SUPPLIED ENTRIES →
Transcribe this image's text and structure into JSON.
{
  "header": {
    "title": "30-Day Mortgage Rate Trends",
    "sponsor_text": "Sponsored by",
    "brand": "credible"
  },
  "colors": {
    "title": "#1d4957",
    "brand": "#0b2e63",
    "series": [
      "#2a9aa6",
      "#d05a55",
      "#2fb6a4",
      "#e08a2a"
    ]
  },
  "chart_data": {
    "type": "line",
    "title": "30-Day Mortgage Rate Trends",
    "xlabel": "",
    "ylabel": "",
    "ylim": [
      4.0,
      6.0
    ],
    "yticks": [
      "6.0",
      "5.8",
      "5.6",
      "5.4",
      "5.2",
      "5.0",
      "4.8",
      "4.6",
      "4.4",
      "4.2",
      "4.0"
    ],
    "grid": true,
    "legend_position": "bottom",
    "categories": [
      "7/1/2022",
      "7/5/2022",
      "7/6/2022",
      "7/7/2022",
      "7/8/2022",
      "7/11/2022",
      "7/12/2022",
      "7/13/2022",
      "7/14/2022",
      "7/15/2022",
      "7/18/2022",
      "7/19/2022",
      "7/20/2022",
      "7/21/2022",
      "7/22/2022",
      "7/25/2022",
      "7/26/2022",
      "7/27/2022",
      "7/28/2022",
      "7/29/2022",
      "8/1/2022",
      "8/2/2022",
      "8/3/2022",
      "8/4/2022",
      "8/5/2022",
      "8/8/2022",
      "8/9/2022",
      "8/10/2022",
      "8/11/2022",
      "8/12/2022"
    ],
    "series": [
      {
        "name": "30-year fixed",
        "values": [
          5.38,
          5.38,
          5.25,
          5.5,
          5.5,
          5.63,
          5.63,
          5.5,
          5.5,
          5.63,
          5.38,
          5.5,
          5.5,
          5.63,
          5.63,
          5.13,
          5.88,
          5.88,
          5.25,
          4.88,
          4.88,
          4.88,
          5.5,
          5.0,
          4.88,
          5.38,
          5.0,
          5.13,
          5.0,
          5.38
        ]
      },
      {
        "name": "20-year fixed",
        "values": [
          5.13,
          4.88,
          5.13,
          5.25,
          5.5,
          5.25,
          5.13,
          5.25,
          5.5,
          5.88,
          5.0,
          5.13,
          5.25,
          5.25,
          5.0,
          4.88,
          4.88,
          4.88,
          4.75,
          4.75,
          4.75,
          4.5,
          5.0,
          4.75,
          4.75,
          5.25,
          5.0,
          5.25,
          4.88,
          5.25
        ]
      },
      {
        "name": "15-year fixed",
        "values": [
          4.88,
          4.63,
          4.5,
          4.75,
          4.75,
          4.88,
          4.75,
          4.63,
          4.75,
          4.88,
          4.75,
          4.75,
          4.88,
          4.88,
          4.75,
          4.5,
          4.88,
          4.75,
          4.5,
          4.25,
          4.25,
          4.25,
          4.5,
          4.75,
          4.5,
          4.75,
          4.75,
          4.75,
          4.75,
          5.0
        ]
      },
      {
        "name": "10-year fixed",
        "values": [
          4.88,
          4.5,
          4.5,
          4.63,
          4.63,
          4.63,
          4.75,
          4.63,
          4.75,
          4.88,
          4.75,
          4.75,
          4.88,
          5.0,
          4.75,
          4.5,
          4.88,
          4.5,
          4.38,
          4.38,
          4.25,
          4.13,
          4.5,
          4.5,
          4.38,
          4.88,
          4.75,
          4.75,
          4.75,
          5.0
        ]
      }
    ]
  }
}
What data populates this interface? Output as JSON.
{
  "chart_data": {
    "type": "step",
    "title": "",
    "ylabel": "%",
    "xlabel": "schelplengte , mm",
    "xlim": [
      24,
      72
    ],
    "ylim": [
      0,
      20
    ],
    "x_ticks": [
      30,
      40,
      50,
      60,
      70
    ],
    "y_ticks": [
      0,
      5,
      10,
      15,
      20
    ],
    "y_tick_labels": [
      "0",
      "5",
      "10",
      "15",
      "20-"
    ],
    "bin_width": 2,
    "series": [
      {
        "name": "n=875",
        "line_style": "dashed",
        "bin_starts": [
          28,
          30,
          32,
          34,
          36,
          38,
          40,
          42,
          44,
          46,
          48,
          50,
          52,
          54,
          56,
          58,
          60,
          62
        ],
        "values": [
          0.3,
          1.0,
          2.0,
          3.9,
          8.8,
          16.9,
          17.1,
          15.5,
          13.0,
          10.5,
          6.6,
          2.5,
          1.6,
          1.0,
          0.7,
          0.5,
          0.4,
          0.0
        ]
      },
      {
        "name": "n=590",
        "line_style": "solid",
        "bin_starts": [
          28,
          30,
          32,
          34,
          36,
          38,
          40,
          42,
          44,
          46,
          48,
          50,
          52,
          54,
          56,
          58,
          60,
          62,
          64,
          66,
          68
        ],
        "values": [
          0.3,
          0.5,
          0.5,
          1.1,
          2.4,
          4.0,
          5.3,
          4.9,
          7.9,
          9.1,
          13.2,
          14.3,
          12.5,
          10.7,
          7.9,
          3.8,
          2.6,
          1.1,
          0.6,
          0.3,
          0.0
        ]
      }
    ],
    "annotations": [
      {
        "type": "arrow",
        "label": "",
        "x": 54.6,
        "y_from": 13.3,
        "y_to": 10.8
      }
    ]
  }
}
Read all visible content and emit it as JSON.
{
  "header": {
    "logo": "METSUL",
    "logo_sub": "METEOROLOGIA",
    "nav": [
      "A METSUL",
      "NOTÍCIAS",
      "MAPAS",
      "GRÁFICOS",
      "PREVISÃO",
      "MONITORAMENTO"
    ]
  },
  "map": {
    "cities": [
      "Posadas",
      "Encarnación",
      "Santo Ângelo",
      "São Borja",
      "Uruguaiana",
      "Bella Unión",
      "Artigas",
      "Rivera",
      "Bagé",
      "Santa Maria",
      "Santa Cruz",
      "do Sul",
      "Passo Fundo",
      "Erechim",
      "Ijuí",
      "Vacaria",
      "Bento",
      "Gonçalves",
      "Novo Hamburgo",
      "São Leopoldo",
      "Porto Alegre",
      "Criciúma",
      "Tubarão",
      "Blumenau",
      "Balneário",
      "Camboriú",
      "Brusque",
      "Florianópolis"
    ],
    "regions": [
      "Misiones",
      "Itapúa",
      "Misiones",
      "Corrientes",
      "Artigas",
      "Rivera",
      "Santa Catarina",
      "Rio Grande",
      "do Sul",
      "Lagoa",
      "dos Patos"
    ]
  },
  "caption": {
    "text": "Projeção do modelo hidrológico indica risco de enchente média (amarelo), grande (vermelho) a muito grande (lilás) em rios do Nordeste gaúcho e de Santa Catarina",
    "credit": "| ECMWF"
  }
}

DIRECTIONS FOR THIS TASK →
Output each record precisely as given.

WRITTEN SOLUTION →
Transcribe this image's text and structure into JSON.
{
  "header": {
    "title": "30-Day Mortgage Rate Trends",
    "sponsor_text": "Sponsored by",
    "brand": "credible"
  },
  "colors": {
    "title": "#1d4957",
    "brand": "#0b2e63",
    "series": [
      "#2a9aa6",
      "#d05a55",
      "#2fb6a4",
      "#e08a2a"
    ]
  },
  "chart_data": {
    "type": "line",
    "title": "30-Day Mortgage Rate Trends",
    "xlabel": "",
    "ylabel": "",
    "ylim": [
      4.0,
      6.0
    ],
    "yticks": [
      "6.0",
      "5.8",
      "5.6",
      "5.4",
      "5.2",
      "5.0",
      "4.8",
      "4.6",
      "4.4",
      "4.2",
      "4.0"
    ],
    "grid": true,
    "legend_position": "bottom",
    "categories": [
      "7/1/2022",
      "7/5/2022",
      "7/6/2022",
      "7/7/2022",
      "7/8/2022",
      "7/11/2022",
      "7/12/2022",
      "7/13/2022",
      "7/14/2022",
      "7/15/2022",
      "7/18/2022",
      "7/19/2022",
      "7/20/2022",
      "7/21/2022",
      "7/22/2022",
      "7/25/2022",
      "7/26/2022",
      "7/27/2022",
      "7/28/2022",
      "7/29/2022",
      "8/1/2022",
      "8/2/2022",
      "8/3/2022",
      "8/4/2022",
      "8/5/2022",
      "8/8/2022",
      "8/9/2022",
      "8/10/2022",
      "8/11/2022",
      "8/12/2022"
    ],
    "series": [
      {
        "name": "30-year fixed",
        "values": [
          5.38,
          5.38,
          5.25,
          5.5,
          5.5,
          5.63,
          5.63,
          5.5,
          5.5,
          5.63,
          5.38,
          5.5,
          5.5,
          5.63,
          5.63,
          5.13,
          5.88,
          5.88,
          5.25,
          4.88,
          4.88,
          4.88,
          5.5,
          5.0,
          4.88,
          5.38,
          5.0,
          5.13,
          5.0,
          5.38
        ]
      },
      {
        "name": "20-year fixed",
        "values": [
          5.13,
          4.88,
          5.13,
          5.25,
          5.5,
          5.25,
          5.13,
          5.25,
          5.5,
          5.88,
          5.0,
          5.13,
          5.25,
          5.25,
          5.0,
          4.88,
          4.88,
          4.88,
          4.75,
          4.75,
          4.75,
          4.5,
          5.0,
          4.75,
          4.75,
          5.25,
          5.0,
          5.25,
          4.88,
          5.25
        ]
      },
      {
        "name": "15-year fixed",
        "values": [
          4.88,
          4.63,
          4.5,
          4.75,
          4.75,
          4.88,
          4.75,
          4.63,
          4.75,
          4.88,
          4.75,
          4.75,
          4.88,
          4.88,
          4.75,
          4.5,
          4.88,
          4.75,
          4.5,
          4.25,
          4.25,
          4.25,
          4.5,
          4.75,
          4.5,
          4.75,
          4.75,
          4.75,
          4.75,
          5.0
        ]
      },
      {
        "name": "10-year fixed",
        "values": [
          4.88,
          4.5,
          4.5,
          4.63,
          4.63,
          4.63,
          4.75,
          4.63,
          4.75,
          4.88,
          4.75,
          4.75,
          4.88,
          5.0,
          4.75,
          4.5,
          4.88,
          4.5,
          4.38,
          4.38,
          4.25,
          4.13,
          4.5,
          4.5,
          4.38,
          4.88,
          4.75,
          4.75,
          4.75,
          5.0
        ]
      }
    ]
  }
}
What data populates this interface? Output as JSON.
{
  "chart_data": {
    "type": "step",
    "title": "",
    "ylabel": "%",
    "xlabel": "schelplengte , mm",
    "xlim": [
      24,
      72
    ],
    "ylim": [
      0,
      20
    ],
    "x_ticks": [
      30,
      40,
      50,
      60,
      70
    ],
    "y_ticks": [
      0,
      5,
      10,
      15,
      20
    ],
    "y_tick_labels": [
      "0",
      "5",
      "10",
      "15",
      "20-"
    ],
    "bin_width": 2,
    "series": [
      {
        "name": "n=875",
        "line_style": "dashed",
        "bin_starts": [
          28,
          30,
          32,
          34,
          36,
          38,
          40,
          42,
          44,
          46,
          48,
          50,
          52,
          54,
          56,
          58,
          60,
          62
        ],
        "values": [
          0.3,
          1.0,
          2.0,
          3.9,
          8.8,
          16.9,
          17.1,
          15.5,
          13.0,
          10.5,
          6.6,
          2.5,
          1.6,
          1.0,
          0.7,
          0.5,
          0.4,
          0.0
        ]
      },
      {
        "name": "n=590",
        "line_style": "solid",
        "bin_starts": [
          28,
          30,
          32,
          34,
          36,
          38,
          40,
          42,
          44,
          46,
          48,
          50,
          52,
          54,
          56,
          58,
          60,
          62,
          64,
          66,
          68
        ],
        "values": [
          0.3,
          0.5,
          0.5,
          1.1,
          2.4,
          4.0,
          5.3,
          4.9,
          7.9,
          9.1,
          13.2,
          14.3,
          12.5,
          10.7,
          7.9,
          3.8,
          2.6,
          1.1,
          0.6,
          0.3,
          0.0
        ]
      }
    ],
    "annotations": [
      {
        "type": "arrow",
        "label": "",
        "x": 54.6,
        "y_from": 13.3,
        "y_to": 10.8
      }
    ]
  }
}
Read all visible content and emit it as JSON.
{
  "header": {
    "logo": "METSUL",
    "logo_sub": "METEOROLOGIA",
    "nav": [
      "A METSUL",
      "NOTÍCIAS",
      "MAPAS",
      "GRÁFICOS",
      "PREVISÃO",
      "MONITORAMENTO"
    ]
  },
  "map": {
    "cities": [
      "Posadas",
      "Encarnación",
      "Santo Ângelo",
      "São Borja",
      "Uruguaiana",
      "Bella Unión",
      "Artigas",
      "Rivera",
      "Bagé",
      "Santa Maria",
      "Santa Cruz",
      "do Sul",
      "Passo Fundo",
      "Erechim",
      "Ijuí",
      "Vacaria",
      "Bento",
      "Gonçalves",
      "Novo Hamburgo",
      "São Leopoldo",
      "Porto Alegre",
      "Criciúma",
      "Tubarão",
      "Blumenau",
      "Balneário",
      "Camboriú",
      "Brusque",
      "Florianópolis"
    ],
    "regions": [
      "Misiones",
      "Itapúa",
      "Misiones",
      "Corrientes",
      "Artigas",
      "Rivera",
      "Santa Catarina",
      "Rio Grande",
      "do Sul",
      "Lagoa",
      "dos Patos"
    ]
  },
  "caption": {
    "text": "Projeção do modelo hidrológico indica risco de enchente média (amarelo), grande (vermelho) a muito grande (lilás) em rios do Nordeste gaúcho e de Santa Catarina",
    "credit": "| ECMWF"
  }
}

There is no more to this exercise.